## Start GIVEN ENTRIES

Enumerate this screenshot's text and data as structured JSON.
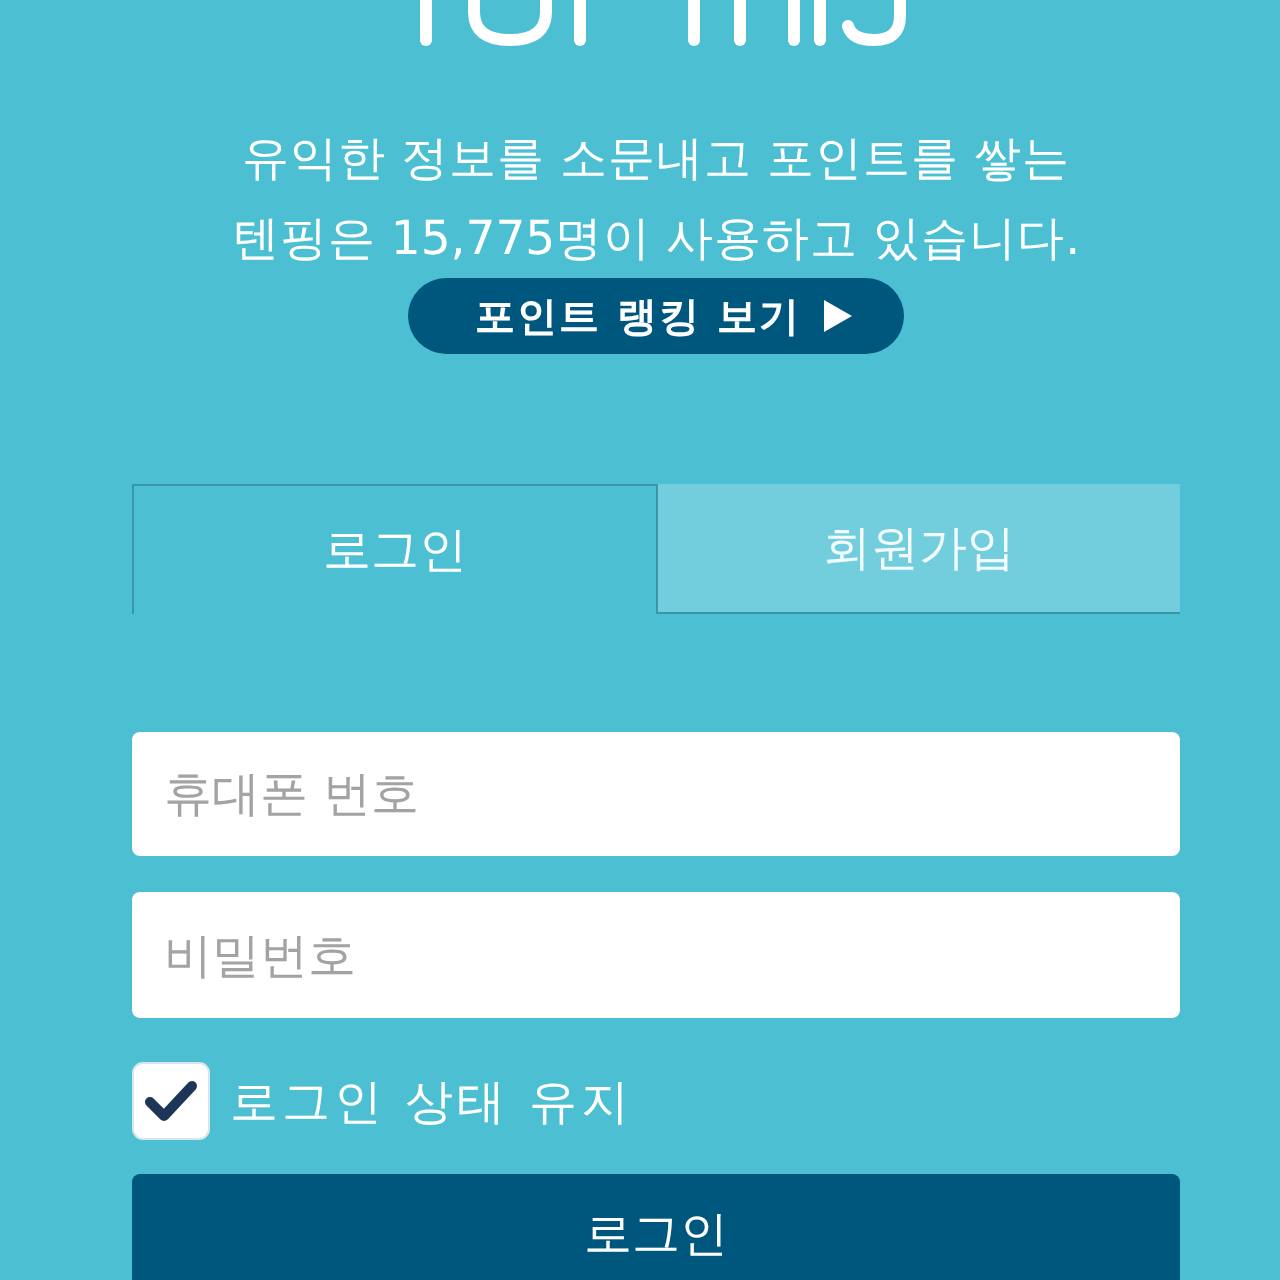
{
  "intro": {
    "text": "유익한 정보를 소문내고 포인트를 쌓는\n텐핑은 15,775명이 사용하고 있습니다.",
    "ranking_button": {
      "label": "포인트 랭킹 보기"
    }
  },
  "tabs": [
    {
      "label": "로그인",
      "selected": true
    },
    {
      "label": "회원가입",
      "selected": false
    }
  ],
  "fields": [
    {
      "placeholder": "휴대폰 번호"
    },
    {
      "placeholder": "비밀번호"
    }
  ],
  "remember": {
    "label": "로그인 상태 유지",
    "checked": true
  },
  "login_button": {
    "label": "로그인"
  }
}
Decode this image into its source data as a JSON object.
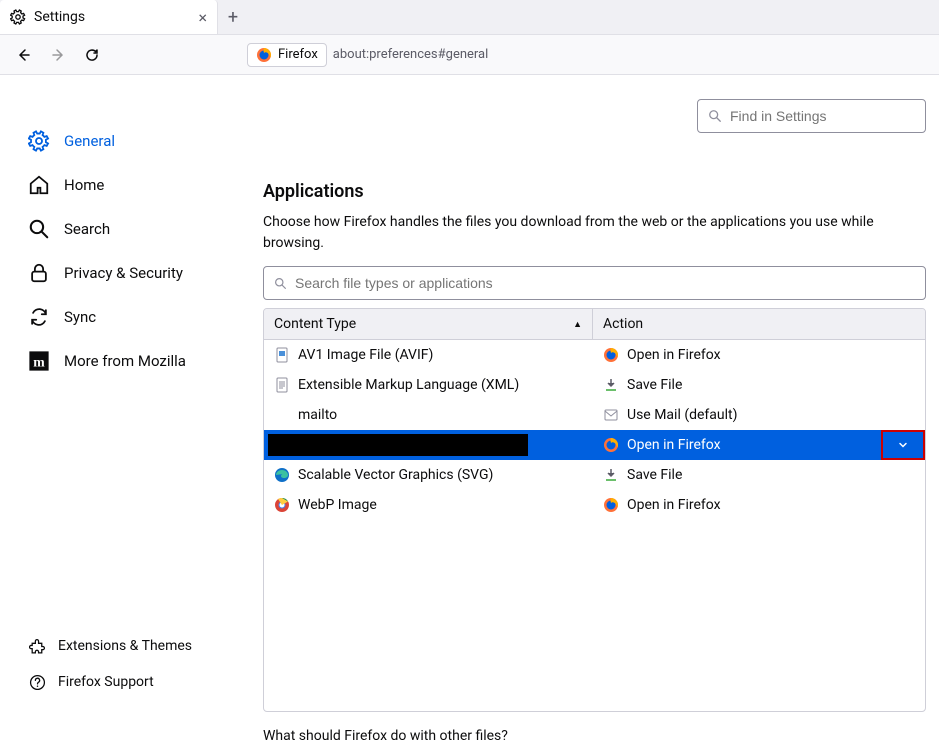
{
  "tab": {
    "title": "Settings"
  },
  "identity": {
    "label": "Firefox"
  },
  "url": "about:preferences#general",
  "sidebar": {
    "items": [
      {
        "label": "General"
      },
      {
        "label": "Home"
      },
      {
        "label": "Search"
      },
      {
        "label": "Privacy & Security"
      },
      {
        "label": "Sync"
      },
      {
        "label": "More from Mozilla"
      }
    ],
    "footer": [
      {
        "label": "Extensions & Themes"
      },
      {
        "label": "Firefox Support"
      }
    ]
  },
  "search": {
    "placeholder": "Find in Settings"
  },
  "section": {
    "title": "Applications",
    "description": "Choose how Firefox handles the files you download from the web or the applications you use while browsing.",
    "app_search_placeholder": "Search file types or applications",
    "col_type": "Content Type",
    "col_action": "Action",
    "rows": [
      {
        "type": "AV1 Image File (AVIF)",
        "action": "Open in Firefox"
      },
      {
        "type": "Extensible Markup Language (XML)",
        "action": "Save File"
      },
      {
        "type": "mailto",
        "action": "Use Mail (default)"
      },
      {
        "type": "",
        "action": "Open in Firefox"
      },
      {
        "type": "Scalable Vector Graphics (SVG)",
        "action": "Save File"
      },
      {
        "type": "WebP Image",
        "action": "Open in Firefox"
      }
    ],
    "footer_q": "What should Firefox do with other files?"
  }
}
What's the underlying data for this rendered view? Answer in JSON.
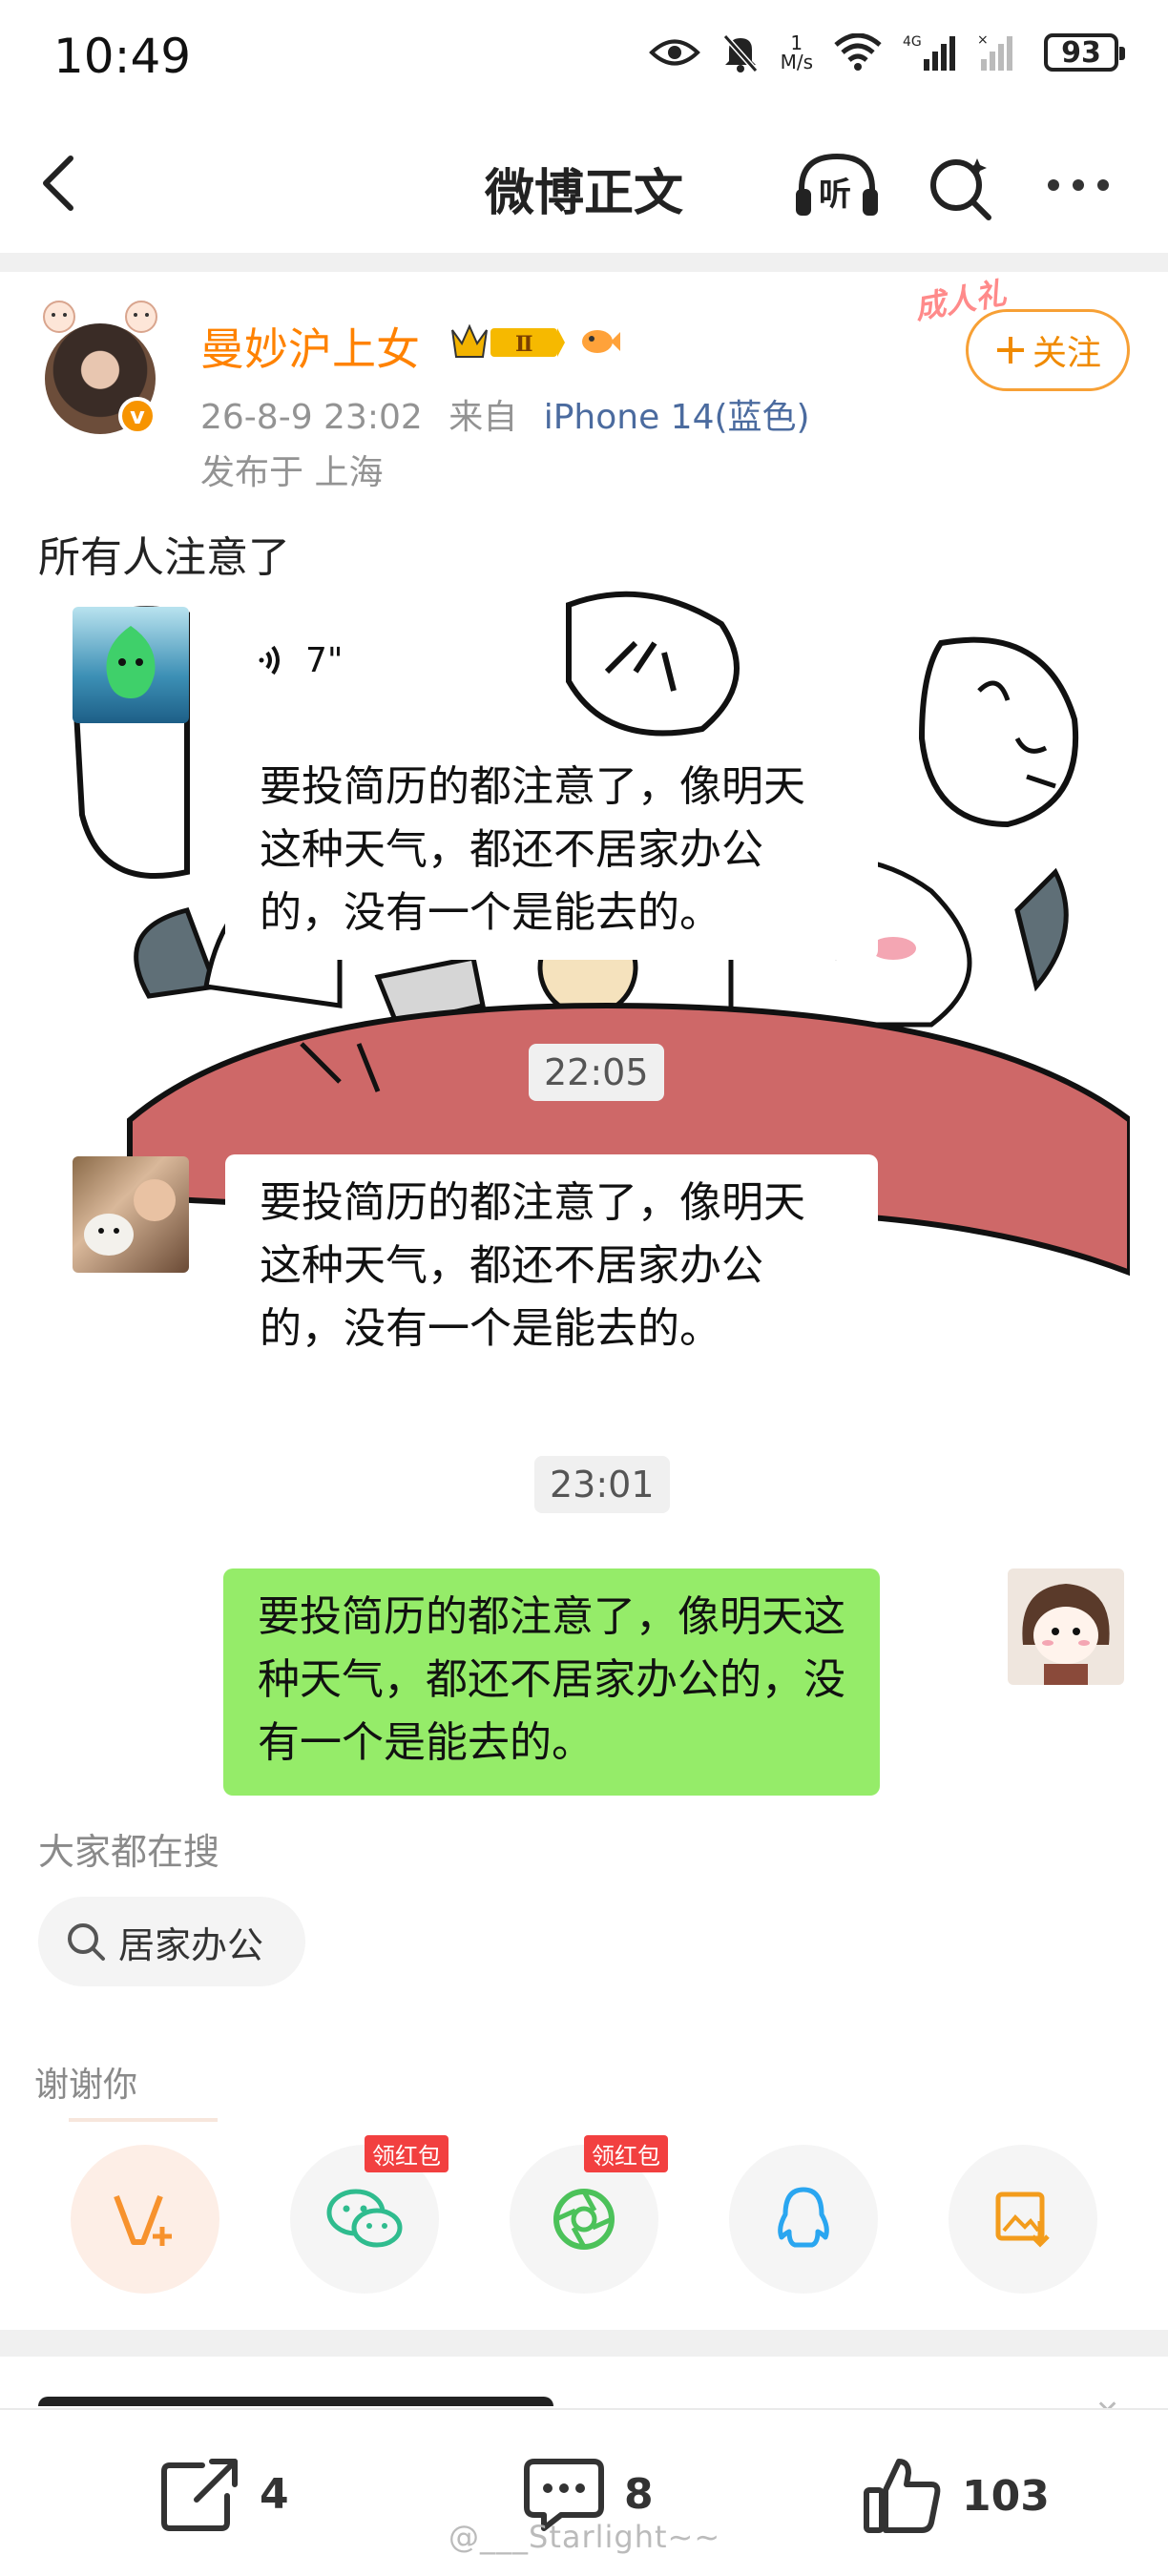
{
  "status_bar": {
    "time": "10:49",
    "net_speed_value": "1",
    "net_speed_unit": "M/s",
    "network": "4G",
    "battery": "93"
  },
  "nav": {
    "title": "微博正文",
    "listen_label": "听"
  },
  "post": {
    "author": "曼妙沪上女",
    "level": "Ⅱ",
    "date": "26-8-9 23:02",
    "source_prefix": "来自",
    "device": "iPhone 14(蓝色)",
    "location": "发布于 上海",
    "follow_tag": "成人礼",
    "follow_label": "关注",
    "text": "所有人注意了"
  },
  "chat": {
    "voice_duration": "7\"",
    "message_1": "要投简历的都注意了，像明天这种天气，都还不居家办公的，没有一个是能去的。",
    "time_1": "22:05",
    "message_2": "要投简历的都注意了，像明天这种天气，都还不居家办公的，没有一个是能去的。",
    "time_2": "23:01",
    "message_3": "要投简历的都注意了，像明天这种天气，都还不居家办公的，没有一个是能去的。"
  },
  "search_section": {
    "label": "大家都在搜",
    "chip": "居家办公"
  },
  "share_section": {
    "label": "谢谢你",
    "buttons": [
      {
        "icon": "v-plus-icon",
        "badge": ""
      },
      {
        "icon": "wechat-icon",
        "badge": "领红包"
      },
      {
        "icon": "moments-icon",
        "badge": "领红包"
      },
      {
        "icon": "qq-icon",
        "badge": ""
      },
      {
        "icon": "save-image-icon",
        "badge": ""
      }
    ]
  },
  "bottom_bar": {
    "repost_count": "4",
    "comment_count": "8",
    "like_count": "103"
  },
  "watermark": "@___Starlight~~",
  "colors": {
    "accent_orange": "#ff8200",
    "device_blue": "#4b6b9f",
    "chat_green": "#95ec69",
    "redpack_red": "#f24040"
  }
}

## End GIVEN ENTRIES

◆ **BRIEF**
The line that contains "What's the underlying" opens the part to copy, and the last line of the records closes it; set down those lines exactly, pictures excluded.

◆ **OUTPUT**
What's the underlying data for this rendered view? Answer in JSON.
{
  "status_bar": {
    "time": "10:49",
    "net_speed_value": "1",
    "net_speed_unit": "M/s",
    "network": "4G",
    "battery": "93"
  },
  "nav": {
    "title": "微博正文",
    "listen_label": "听"
  },
  "post": {
    "author": "曼妙沪上女",
    "level": "Ⅱ",
    "date": "26-8-9 23:02",
    "source_prefix": "来自",
    "device": "iPhone 14(蓝色)",
    "location": "发布于 上海",
    "follow_tag": "成人礼",
    "follow_label": "关注",
    "text": "所有人注意了"
  },
  "chat": {
    "voice_duration": "7\"",
    "message_1": "要投简历的都注意了，像明天这种天气，都还不居家办公的，没有一个是能去的。",
    "time_1": "22:05",
    "message_2": "要投简历的都注意了，像明天这种天气，都还不居家办公的，没有一个是能去的。",
    "time_2": "23:01",
    "message_3": "要投简历的都注意了，像明天这种天气，都还不居家办公的，没有一个是能去的。"
  },
  "search_section": {
    "label": "大家都在搜",
    "chip": "居家办公"
  },
  "share_section": {
    "label": "谢谢你",
    "buttons": [
      {
        "icon": "v-plus-icon",
        "badge": ""
      },
      {
        "icon": "wechat-icon",
        "badge": "领红包"
      },
      {
        "icon": "moments-icon",
        "badge": "领红包"
      },
      {
        "icon": "qq-icon",
        "badge": ""
      },
      {
        "icon": "save-image-icon",
        "badge": ""
      }
    ]
  },
  "bottom_bar": {
    "repost_count": "4",
    "comment_count": "8",
    "like_count": "103"
  },
  "watermark": "@___Starlight~~",
  "colors": {
    "accent_orange": "#ff8200",
    "device_blue": "#4b6b9f",
    "chat_green": "#95ec69",
    "redpack_red": "#f24040"
  }
}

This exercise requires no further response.